─── RECORD LIST ───
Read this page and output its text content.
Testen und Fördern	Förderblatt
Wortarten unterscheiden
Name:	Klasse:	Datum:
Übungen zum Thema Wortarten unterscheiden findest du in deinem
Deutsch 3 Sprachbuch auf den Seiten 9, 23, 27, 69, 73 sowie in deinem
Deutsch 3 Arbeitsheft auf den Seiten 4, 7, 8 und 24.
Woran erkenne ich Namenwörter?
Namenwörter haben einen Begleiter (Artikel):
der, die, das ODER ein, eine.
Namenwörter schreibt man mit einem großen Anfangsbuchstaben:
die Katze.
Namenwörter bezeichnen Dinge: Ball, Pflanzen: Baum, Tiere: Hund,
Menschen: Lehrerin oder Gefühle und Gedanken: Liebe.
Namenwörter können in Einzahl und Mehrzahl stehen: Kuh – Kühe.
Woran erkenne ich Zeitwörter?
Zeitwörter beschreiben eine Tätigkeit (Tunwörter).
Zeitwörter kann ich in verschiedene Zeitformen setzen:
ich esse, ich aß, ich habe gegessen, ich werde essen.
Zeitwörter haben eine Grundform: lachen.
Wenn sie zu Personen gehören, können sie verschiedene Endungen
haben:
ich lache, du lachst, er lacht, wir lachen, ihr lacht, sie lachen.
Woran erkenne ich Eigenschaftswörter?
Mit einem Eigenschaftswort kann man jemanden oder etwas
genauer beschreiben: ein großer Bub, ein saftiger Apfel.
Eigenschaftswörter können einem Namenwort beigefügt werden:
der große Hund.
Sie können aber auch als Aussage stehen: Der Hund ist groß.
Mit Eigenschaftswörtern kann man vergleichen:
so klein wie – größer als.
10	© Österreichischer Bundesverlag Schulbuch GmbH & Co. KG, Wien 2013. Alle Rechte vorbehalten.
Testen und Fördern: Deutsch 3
───
● **STATED EXERCISE**
In the entries above, identify each line that includes the string "lachen", then copy it.

● **OUTPUT OF THE TASK**
Zeitwörter haben eine Grundform: lachen.
ich lache, du lachst, er lacht, wir lachen, ihr lacht, sie lachen.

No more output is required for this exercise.